● GOAL
Where a line contains the word "meta", copy that line.

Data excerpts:
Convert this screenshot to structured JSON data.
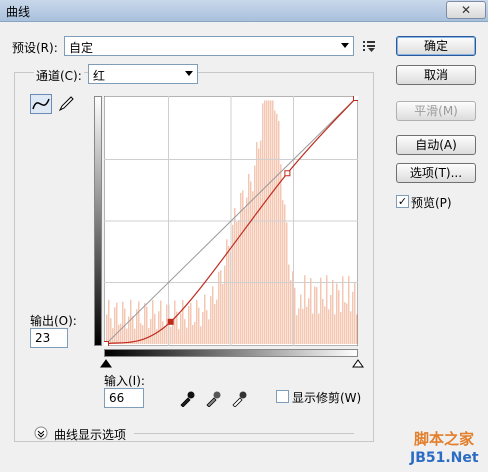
{
  "window": {
    "title": "曲线",
    "close_glyph": "✕"
  },
  "preset": {
    "label": "预设(R):",
    "value": "自定"
  },
  "channel": {
    "label": "通道(C):",
    "value": "红"
  },
  "output": {
    "label": "输出(O):",
    "value": "23"
  },
  "input": {
    "label": "输入(I):",
    "value": "66"
  },
  "buttons": {
    "ok": "确定",
    "cancel": "取消",
    "smooth": "平滑(M)",
    "auto": "自动(A)",
    "options": "选项(T)..."
  },
  "preview": {
    "label": "预览(P)",
    "checked": true
  },
  "show_clipping": {
    "label": "显示修剪(W)",
    "checked": false
  },
  "curve_display_options": {
    "label": "曲线显示选项"
  },
  "watermark": {
    "line1": "脚本之家",
    "line2": "JB51.Net"
  },
  "curve": {
    "color": "#c02a1e",
    "histogram_color": "#f5c7b3",
    "points": [
      [
        0,
        0
      ],
      [
        66,
        23
      ],
      [
        185,
        177
      ],
      [
        255,
        255
      ]
    ]
  }
}
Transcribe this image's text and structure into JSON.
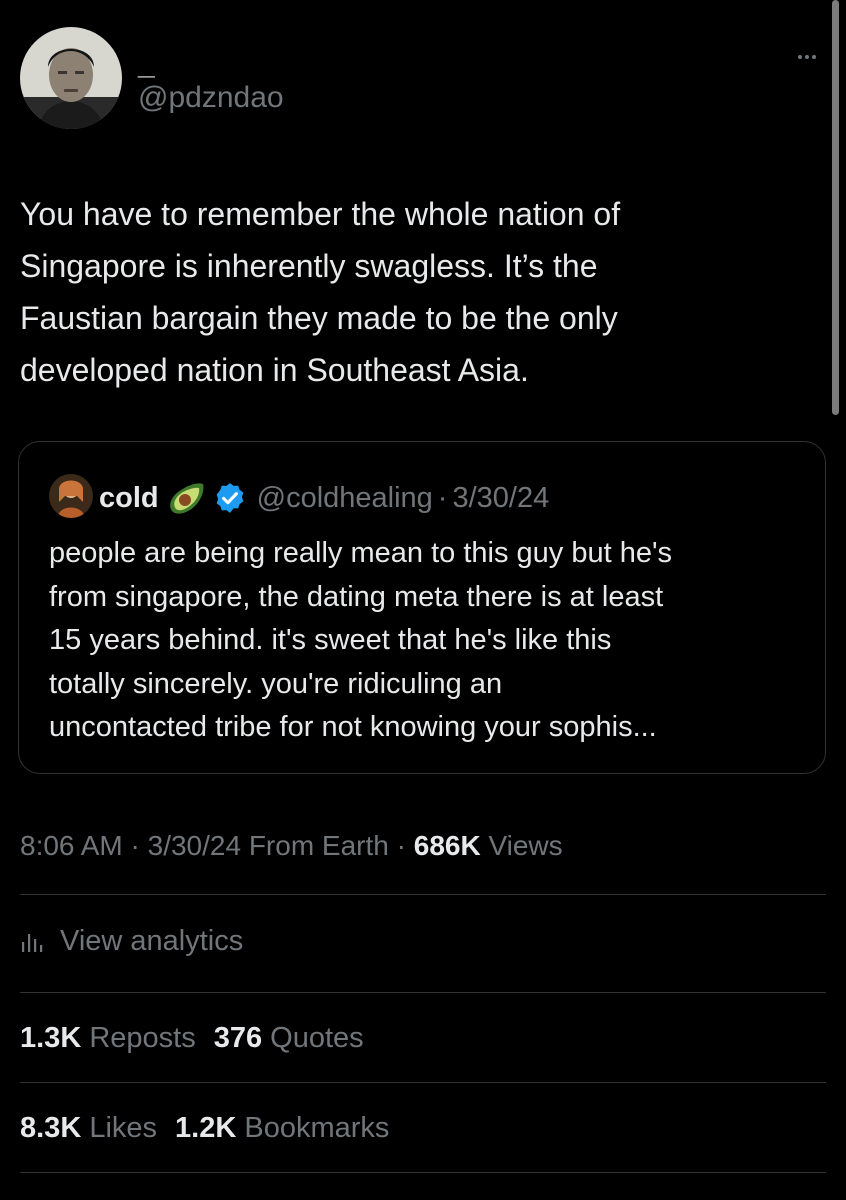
{
  "author": {
    "display_name": "_",
    "handle": "@pdzndao",
    "avatar": "avatar-photo"
  },
  "more_icon": "more-horizontal-icon",
  "tweet": {
    "text_lines": [
      "You have to remember the whole nation of",
      "Singapore is inherently swagless. It’s the",
      "Faustian bargain they made to be the only",
      "developed nation in Southeast Asia."
    ]
  },
  "quote": {
    "name": "cold",
    "emoji": "avocado-icon",
    "verified": "verified-badge-icon",
    "handle": "@coldhealing",
    "separator": "·",
    "date": "3/30/24",
    "text_lines": [
      "people are being really mean to this guy but he's",
      "from singapore, the dating meta there is at least",
      "15 years behind. it's sweet that he's like this",
      "totally sincerely. you're ridiculing an",
      "uncontacted tribe for not knowing your sophis..."
    ]
  },
  "meta": {
    "time": "8:06 AM",
    "sep1": "·",
    "date": "3/30/24",
    "source": "From Earth",
    "sep2": "·",
    "views_count": "686K",
    "views_label": "Views"
  },
  "analytics": {
    "icon": "analytics-icon",
    "label": "View analytics"
  },
  "stats": {
    "reposts_count": "1.3K",
    "reposts_label": "Reposts",
    "quotes_count": "376",
    "quotes_label": "Quotes",
    "likes_count": "8.3K",
    "likes_label": "Likes",
    "bookmarks_count": "1.2K",
    "bookmarks_label": "Bookmarks"
  },
  "colors": {
    "background": "#000000",
    "primary_text": "#e7e9ea",
    "secondary_text": "#71767b",
    "border": "#2f3336",
    "verified_blue": "#1d9bf0"
  }
}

● SOLUTION TO THE PROBLEM
      "from singapore, the dating meta there is at least",
  "meta": {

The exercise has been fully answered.